I am trying to overload << operator to print Currency (user defined type)
#include <iostream>
using namespace std;
struct Currency
{
int Dollar;
int Cents;
ostream& operator<< (ostream &out)
{
out << "(" << Dollar << ", " << Cents << ")";
return out;
}
};
template<typename T>
void DisplayValue(T tValue)
{
cout << tValue << endl;
}
int main() {
Currency c;
c.Dollar = 10;
c.Cents = 54;
DisplayValue(20); // <int>
DisplayValue("This is text"); // <const char*>
DisplayValue(20.4 * 3.14); // <double>
DisplayValue(c); // Works. compiler will be happy now.
return 0;
}
But getting the following error.
prog.cpp: In instantiation of ‘void DisplayValue(T) [with T = Currency]’:
prog.cpp:34:16: required from here
prog.cpp:22:9: error: cannot bind ‘std::ostream {aka std::basic_ostream<char>}’ lvalue to ‘std::basic_ostream<char>&&’
cout << tValue << endl;
^
In file included from /usr/include/c++/4.8/iostream:39:0,
from prog.cpp:1:
/usr/include/c++/4.8/ostream:602:5: error: initializing argument 1 of ‘std::basic_ostream<_CharT, _Traits>& std::operator<<(std::basic_ostream<_CharT, _Traits>&&, const _Tp&) [with _CharT = char; _Traits = std::char_traits<char>; _Tp = Currency]’
operator<<(basic_ostream<_CharT, _Traits>&& __os, const _Tp& __x)
^
Can anyone help me if i am missing any thing or doing anything wrong here?
First you need to fix the operator by adding Currency const& c as the second parameter (as it come s on the right hand side).
Then you have two options:
1: Add Friend
struct Currency
{
int Dollar;
int Cents;
friend ostream& operator<< (ostream &out, Currency const& c)
{
return out << "(" << c.Dollar << ", " << c.Cents << ")";
}
};
2: Move the definition outside the class
struct Currency
{
int Dollar;
int Cents;
};
ostream& operator<< (ostream &out, Currency const& c)
{
return out << "(" << C.Dollar << ", " << c.Cents << ")";
}
Either works and is fine.
Personally I like option-1 as it documents the tight coupling of the output operator to the class that it is outputting. But this is such a simple case that either works just fine.
The reason that it can not be a member is that the first parameter is a stream (the left hand side value of the operator is the first parameter). This does not work for members as the first parameter is the hidden this parameter. So technically you could add this method to std::ostream. Unfortunately you don't have accesses (and not allowed to) modify std::ostream. As a result you must make it a free standing function.
Example showing it can be a member:
struct X
{
std::ostream operator<<(int y)
{
return std::cout << y << " -- An int\n";
}
};
int main()
{
X x;
x << 5;
}
That works fine here.
This is because the compiler translates
x << 5;
into
// not real code (pseudo thought experiment code).

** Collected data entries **
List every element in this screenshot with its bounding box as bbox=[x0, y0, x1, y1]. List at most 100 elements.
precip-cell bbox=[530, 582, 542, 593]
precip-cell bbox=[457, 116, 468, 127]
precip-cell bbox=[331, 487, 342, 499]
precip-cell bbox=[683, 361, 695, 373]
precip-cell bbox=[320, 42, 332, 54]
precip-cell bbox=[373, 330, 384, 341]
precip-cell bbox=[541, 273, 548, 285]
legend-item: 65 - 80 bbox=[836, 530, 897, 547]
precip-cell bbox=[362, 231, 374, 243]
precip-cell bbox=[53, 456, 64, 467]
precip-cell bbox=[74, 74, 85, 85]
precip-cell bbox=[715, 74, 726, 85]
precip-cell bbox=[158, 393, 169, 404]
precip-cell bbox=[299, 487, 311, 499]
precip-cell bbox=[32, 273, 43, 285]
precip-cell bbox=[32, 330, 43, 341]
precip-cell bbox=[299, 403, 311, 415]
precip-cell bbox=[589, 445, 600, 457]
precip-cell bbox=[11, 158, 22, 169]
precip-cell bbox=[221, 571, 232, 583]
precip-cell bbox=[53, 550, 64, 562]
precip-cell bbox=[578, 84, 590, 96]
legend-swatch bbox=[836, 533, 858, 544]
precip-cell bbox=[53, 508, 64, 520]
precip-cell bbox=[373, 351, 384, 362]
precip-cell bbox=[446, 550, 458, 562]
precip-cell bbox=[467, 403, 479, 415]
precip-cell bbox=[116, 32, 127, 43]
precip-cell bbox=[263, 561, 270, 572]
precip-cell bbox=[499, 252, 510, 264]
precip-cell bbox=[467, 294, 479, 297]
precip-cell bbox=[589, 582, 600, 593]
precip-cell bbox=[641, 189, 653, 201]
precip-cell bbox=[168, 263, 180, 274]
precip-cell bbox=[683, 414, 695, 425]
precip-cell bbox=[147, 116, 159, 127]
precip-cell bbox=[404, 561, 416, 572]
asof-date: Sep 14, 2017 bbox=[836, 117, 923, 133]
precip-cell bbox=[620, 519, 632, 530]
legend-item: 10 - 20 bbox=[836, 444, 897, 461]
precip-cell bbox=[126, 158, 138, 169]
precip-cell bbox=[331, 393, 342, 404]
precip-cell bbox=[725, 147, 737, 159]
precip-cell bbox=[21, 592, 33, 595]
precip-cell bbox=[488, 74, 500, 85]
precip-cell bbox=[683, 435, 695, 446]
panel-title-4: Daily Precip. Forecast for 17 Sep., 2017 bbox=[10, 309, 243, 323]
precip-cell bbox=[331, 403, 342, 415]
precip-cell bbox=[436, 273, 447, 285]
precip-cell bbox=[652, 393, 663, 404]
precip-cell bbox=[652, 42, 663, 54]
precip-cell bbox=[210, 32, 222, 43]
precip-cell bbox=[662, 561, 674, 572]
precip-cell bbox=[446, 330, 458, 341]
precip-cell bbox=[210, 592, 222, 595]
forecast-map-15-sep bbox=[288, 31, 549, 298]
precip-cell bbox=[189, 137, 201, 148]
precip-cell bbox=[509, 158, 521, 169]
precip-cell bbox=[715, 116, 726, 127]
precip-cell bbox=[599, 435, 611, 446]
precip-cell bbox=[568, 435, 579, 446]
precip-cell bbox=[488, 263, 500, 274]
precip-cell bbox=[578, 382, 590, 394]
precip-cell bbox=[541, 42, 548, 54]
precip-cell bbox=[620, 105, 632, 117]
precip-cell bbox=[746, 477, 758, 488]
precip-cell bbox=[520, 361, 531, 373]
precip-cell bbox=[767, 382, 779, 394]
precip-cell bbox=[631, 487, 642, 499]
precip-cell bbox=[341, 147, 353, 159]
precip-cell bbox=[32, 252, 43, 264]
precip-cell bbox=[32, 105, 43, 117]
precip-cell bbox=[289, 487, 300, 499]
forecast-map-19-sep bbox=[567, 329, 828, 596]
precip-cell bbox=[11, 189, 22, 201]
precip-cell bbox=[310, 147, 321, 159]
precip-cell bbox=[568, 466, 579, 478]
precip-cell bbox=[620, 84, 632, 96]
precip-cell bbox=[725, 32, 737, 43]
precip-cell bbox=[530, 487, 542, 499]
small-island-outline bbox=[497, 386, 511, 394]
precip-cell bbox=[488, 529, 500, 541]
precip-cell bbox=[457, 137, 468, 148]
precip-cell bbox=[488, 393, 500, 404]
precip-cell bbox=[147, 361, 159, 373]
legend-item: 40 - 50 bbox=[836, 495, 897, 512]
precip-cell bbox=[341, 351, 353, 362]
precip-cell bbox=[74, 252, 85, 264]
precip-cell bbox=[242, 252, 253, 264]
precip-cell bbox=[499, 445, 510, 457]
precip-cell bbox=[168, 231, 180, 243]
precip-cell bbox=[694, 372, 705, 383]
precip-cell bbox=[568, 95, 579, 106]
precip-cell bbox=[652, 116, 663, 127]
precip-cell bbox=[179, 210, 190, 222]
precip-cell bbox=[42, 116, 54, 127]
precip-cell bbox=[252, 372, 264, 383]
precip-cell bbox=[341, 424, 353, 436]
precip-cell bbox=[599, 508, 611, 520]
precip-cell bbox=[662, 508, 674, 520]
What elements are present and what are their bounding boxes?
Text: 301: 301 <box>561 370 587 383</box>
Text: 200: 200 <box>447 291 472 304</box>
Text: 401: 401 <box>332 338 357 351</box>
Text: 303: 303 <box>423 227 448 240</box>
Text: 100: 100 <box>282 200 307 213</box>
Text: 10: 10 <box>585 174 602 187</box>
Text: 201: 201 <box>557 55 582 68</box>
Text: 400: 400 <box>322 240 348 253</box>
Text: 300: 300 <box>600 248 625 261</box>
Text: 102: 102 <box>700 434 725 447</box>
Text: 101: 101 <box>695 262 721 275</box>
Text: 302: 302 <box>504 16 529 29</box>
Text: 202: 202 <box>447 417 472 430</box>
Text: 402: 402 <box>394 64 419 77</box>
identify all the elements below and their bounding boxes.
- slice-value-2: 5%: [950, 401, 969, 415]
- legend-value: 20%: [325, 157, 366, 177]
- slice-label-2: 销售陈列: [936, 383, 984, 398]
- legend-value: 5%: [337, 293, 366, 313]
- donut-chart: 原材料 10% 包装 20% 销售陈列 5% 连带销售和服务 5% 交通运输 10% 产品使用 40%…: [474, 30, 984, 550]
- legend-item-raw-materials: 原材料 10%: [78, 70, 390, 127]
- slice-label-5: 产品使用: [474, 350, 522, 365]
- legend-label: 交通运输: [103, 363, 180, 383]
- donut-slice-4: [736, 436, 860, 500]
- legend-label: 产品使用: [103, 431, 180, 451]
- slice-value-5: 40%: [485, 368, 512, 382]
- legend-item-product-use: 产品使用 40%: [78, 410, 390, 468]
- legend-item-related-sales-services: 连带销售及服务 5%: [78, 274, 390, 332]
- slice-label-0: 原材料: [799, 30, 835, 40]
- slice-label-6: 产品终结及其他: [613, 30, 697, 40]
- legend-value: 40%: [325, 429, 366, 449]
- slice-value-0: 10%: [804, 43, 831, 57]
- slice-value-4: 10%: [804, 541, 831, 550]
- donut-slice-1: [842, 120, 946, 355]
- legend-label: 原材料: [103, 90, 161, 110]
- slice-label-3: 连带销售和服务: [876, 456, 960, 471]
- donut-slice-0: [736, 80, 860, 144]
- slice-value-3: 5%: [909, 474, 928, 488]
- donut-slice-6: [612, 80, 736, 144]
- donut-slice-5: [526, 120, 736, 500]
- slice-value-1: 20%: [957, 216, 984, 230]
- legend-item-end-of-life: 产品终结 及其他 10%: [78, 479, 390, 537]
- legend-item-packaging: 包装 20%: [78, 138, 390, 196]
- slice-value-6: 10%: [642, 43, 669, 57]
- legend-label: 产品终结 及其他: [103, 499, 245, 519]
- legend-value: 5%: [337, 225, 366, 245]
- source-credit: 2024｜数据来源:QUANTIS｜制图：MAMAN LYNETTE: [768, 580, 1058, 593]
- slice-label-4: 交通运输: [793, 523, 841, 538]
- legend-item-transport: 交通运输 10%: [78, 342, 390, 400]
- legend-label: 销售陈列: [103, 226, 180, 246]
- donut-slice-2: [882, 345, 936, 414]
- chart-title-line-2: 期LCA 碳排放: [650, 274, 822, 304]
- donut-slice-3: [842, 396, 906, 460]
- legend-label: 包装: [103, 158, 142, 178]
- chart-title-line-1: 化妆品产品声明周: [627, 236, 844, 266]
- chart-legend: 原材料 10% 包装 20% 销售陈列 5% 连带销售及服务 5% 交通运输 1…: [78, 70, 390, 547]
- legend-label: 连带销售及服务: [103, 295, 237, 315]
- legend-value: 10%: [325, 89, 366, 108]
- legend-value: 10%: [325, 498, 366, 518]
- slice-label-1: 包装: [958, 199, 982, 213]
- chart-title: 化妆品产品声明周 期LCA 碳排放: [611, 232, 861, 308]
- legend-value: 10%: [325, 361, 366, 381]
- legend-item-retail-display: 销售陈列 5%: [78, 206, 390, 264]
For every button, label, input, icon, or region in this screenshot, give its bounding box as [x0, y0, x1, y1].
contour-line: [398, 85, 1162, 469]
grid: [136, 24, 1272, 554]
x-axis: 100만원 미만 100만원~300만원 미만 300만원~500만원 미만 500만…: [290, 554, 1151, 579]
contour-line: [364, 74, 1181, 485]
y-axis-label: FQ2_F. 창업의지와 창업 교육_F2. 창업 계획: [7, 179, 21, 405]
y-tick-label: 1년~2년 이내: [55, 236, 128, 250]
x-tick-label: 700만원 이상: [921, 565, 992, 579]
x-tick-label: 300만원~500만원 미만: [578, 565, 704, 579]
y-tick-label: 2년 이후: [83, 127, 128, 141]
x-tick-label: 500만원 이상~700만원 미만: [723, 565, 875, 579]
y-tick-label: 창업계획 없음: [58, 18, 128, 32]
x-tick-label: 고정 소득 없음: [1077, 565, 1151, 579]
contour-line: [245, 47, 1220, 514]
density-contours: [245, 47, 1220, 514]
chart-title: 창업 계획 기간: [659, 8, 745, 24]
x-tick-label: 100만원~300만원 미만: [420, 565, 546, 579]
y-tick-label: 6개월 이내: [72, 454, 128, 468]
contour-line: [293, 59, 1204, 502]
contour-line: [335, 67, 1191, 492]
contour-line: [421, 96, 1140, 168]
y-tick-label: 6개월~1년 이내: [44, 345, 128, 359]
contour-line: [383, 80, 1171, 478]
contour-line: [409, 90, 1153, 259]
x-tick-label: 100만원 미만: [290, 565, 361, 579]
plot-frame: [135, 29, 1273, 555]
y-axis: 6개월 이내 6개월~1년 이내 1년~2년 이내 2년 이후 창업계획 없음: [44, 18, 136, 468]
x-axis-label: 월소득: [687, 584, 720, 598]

** What to work on **
Repeat word for word the passage of the thread on overloading the << operator between "prog.cpp: In instantiation" and "const _Tp& __x)", inclusive. The records stand apart from the thread and serve as separate material.

** Solution for this problem **
prog.cpp: In instantiation of ‘void DisplayValue(T) [with T = Currency]’:
prog.cpp:34:16: required from here
prog.cpp:22:9: error: cannot bind ‘std::ostream {aka std::basic_ostream<char>}’ lvalue to ‘std::basic_ostream<char>&&’
cout << tValue << endl;
^
In file included from /usr/include/c++/4.8/iostream:39:0,
from prog.cpp:1:
/usr/include/c++/4.8/ostream:602:5: error: initializing argument 1 of ‘std::basic_ostream<_CharT, _Traits>& std::operator<<(std::basic_ostream<_CharT, _Traits>&&, const _Tp&) [with _CharT = char; _Traits = std::char_traits<char>; _Tp = Currency]’
operator<<(basic_ostream<_CharT, _Traits>&& __os, const _Tp& __x)